**Task instructions**
Repeat the listing in full, word for word.

[BEGIN Input rows]

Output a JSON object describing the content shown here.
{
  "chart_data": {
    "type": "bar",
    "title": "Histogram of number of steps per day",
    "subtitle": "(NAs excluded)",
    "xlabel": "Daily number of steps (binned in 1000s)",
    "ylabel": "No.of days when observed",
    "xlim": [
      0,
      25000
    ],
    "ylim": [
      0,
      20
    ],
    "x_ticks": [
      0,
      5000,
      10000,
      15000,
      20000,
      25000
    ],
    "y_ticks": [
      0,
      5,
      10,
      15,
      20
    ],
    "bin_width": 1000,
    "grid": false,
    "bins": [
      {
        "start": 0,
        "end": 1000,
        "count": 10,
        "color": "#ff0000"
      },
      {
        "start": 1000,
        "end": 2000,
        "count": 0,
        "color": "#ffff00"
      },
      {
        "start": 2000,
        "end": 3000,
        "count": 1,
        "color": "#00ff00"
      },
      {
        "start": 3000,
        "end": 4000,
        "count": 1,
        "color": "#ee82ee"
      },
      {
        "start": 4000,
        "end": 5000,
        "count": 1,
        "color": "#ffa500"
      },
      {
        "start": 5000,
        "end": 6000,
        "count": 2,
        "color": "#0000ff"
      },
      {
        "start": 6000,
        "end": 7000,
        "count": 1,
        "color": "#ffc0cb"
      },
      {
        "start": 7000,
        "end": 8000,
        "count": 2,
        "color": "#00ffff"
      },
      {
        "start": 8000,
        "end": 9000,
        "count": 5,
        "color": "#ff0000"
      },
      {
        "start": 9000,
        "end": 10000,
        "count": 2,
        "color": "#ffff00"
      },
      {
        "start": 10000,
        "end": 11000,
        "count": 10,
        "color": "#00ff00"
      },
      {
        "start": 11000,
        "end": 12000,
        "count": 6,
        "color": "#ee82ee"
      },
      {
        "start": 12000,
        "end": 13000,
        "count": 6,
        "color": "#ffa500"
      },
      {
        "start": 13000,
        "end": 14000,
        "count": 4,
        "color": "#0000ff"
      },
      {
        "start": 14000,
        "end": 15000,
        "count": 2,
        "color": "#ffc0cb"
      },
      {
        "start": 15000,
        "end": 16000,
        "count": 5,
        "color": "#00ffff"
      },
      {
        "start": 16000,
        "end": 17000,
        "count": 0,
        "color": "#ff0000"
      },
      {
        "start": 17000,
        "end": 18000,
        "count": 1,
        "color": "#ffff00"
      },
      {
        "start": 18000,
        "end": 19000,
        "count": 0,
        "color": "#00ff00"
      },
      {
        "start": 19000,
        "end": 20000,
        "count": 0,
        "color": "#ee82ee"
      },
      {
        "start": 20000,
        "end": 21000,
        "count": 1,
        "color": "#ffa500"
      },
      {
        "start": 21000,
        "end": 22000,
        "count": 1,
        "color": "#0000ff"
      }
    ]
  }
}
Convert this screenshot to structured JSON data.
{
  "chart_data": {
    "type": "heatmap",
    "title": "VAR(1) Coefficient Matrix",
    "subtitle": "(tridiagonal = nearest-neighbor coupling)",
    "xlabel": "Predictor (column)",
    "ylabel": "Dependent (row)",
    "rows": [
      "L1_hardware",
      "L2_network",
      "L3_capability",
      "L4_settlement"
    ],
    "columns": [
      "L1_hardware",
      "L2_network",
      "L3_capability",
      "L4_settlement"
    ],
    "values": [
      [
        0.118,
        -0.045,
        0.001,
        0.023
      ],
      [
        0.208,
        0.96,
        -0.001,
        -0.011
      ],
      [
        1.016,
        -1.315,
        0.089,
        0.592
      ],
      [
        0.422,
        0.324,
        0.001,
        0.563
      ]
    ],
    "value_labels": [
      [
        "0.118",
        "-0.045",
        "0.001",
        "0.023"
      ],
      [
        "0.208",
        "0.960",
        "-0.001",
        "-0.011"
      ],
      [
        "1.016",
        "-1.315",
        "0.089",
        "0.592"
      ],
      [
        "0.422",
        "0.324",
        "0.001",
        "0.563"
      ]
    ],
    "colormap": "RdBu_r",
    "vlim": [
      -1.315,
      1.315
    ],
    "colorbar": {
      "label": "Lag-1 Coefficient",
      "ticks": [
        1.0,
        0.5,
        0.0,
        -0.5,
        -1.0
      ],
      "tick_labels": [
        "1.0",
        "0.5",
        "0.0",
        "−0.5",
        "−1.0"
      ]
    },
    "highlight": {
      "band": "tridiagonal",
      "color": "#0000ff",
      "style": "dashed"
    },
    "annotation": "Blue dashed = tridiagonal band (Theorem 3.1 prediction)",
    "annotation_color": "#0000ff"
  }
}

[END Input rows]

**Correct output**
Output a JSON object describing the content shown here.
{
  "chart_data": {
    "type": "bar",
    "title": "Histogram of number of steps per day",
    "subtitle": "(NAs excluded)",
    "xlabel": "Daily number of steps (binned in 1000s)",
    "ylabel": "No.of days when observed",
    "xlim": [
      0,
      25000
    ],
    "ylim": [
      0,
      20
    ],
    "x_ticks": [
      0,
      5000,
      10000,
      15000,
      20000,
      25000
    ],
    "y_ticks": [
      0,
      5,
      10,
      15,
      20
    ],
    "bin_width": 1000,
    "grid": false,
    "bins": [
      {
        "start": 0,
        "end": 1000,
        "count": 10,
        "color": "#ff0000"
      },
      {
        "start": 1000,
        "end": 2000,
        "count": 0,
        "color": "#ffff00"
      },
      {
        "start": 2000,
        "end": 3000,
        "count": 1,
        "color": "#00ff00"
      },
      {
        "start": 3000,
        "end": 4000,
        "count": 1,
        "color": "#ee82ee"
      },
      {
        "start": 4000,
        "end": 5000,
        "count": 1,
        "color": "#ffa500"
      },
      {
        "start": 5000,
        "end": 6000,
        "count": 2,
        "color": "#0000ff"
      },
      {
        "start": 6000,
        "end": 7000,
        "count": 1,
        "color": "#ffc0cb"
      },
      {
        "start": 7000,
        "end": 8000,
        "count": 2,
        "color": "#00ffff"
      },
      {
        "start": 8000,
        "end": 9000,
        "count": 5,
        "color": "#ff0000"
      },
      {
        "start": 9000,
        "end": 10000,
        "count": 2,
        "color": "#ffff00"
      },
      {
        "start": 10000,
        "end": 11000,
        "count": 10,
        "color": "#00ff00"
      },
      {
        "start": 11000,
        "end": 12000,
        "count": 6,
        "color": "#ee82ee"
      },
      {
        "start": 12000,
        "end": 13000,
        "count": 6,
        "color": "#ffa500"
      },
      {
        "start": 13000,
        "end": 14000,
        "count": 4,
        "color": "#0000ff"
      },
      {
        "start": 14000,
        "end": 15000,
        "count": 2,
        "color": "#ffc0cb"
      },
      {
        "start": 15000,
        "end": 16000,
        "count": 5,
        "color": "#00ffff"
      },
      {
        "start": 16000,
        "end": 17000,
        "count": 0,
        "color": "#ff0000"
      },
      {
        "start": 17000,
        "end": 18000,
        "count": 1,
        "color": "#ffff00"
      },
      {
        "start": 18000,
        "end": 19000,
        "count": 0,
        "color": "#00ff00"
      },
      {
        "start": 19000,
        "end": 20000,
        "count": 0,
        "color": "#ee82ee"
      },
      {
        "start": 20000,
        "end": 21000,
        "count": 1,
        "color": "#ffa500"
      },
      {
        "start": 21000,
        "end": 22000,
        "count": 1,
        "color": "#0000ff"
      }
    ]
  }
}
Convert this screenshot to structured JSON data.
{
  "chart_data": {
    "type": "heatmap",
    "title": "VAR(1) Coefficient Matrix",
    "subtitle": "(tridiagonal = nearest-neighbor coupling)",
    "xlabel": "Predictor (column)",
    "ylabel": "Dependent (row)",
    "rows": [
      "L1_hardware",
      "L2_network",
      "L3_capability",
      "L4_settlement"
    ],
    "columns": [
      "L1_hardware",
      "L2_network",
      "L3_capability",
      "L4_settlement"
    ],
    "values": [
      [
        0.118,
        -0.045,
        0.001,
        0.023
      ],
      [
        0.208,
        0.96,
        -0.001,
        -0.011
      ],
      [
        1.016,
        -1.315,
        0.089,
        0.592
      ],
      [
        0.422,
        0.324,
        0.001,
        0.563
      ]
    ],
    "value_labels": [
      [
        "0.118",
        "-0.045",
        "0.001",
        "0.023"
      ],
      [
        "0.208",
        "0.960",
        "-0.001",
        "-0.011"
      ],
      [
        "1.016",
        "-1.315",
        "0.089",
        "0.592"
      ],
      [
        "0.422",
        "0.324",
        "0.001",
        "0.563"
      ]
    ],
    "colormap": "RdBu_r",
    "vlim": [
      -1.315,
      1.315
    ],
    "colorbar": {
      "label": "Lag-1 Coefficient",
      "ticks": [
        1.0,
        0.5,
        0.0,
        -0.5,
        -1.0
      ],
      "tick_labels": [
        "1.0",
        "0.5",
        "0.0",
        "−0.5",
        "−1.0"
      ]
    },
    "highlight": {
      "band": "tridiagonal",
      "color": "#0000ff",
      "style": "dashed"
    },
    "annotation": "Blue dashed = tridiagonal band (Theorem 3.1 prediction)",
    "annotation_color": "#0000ff"
  }
}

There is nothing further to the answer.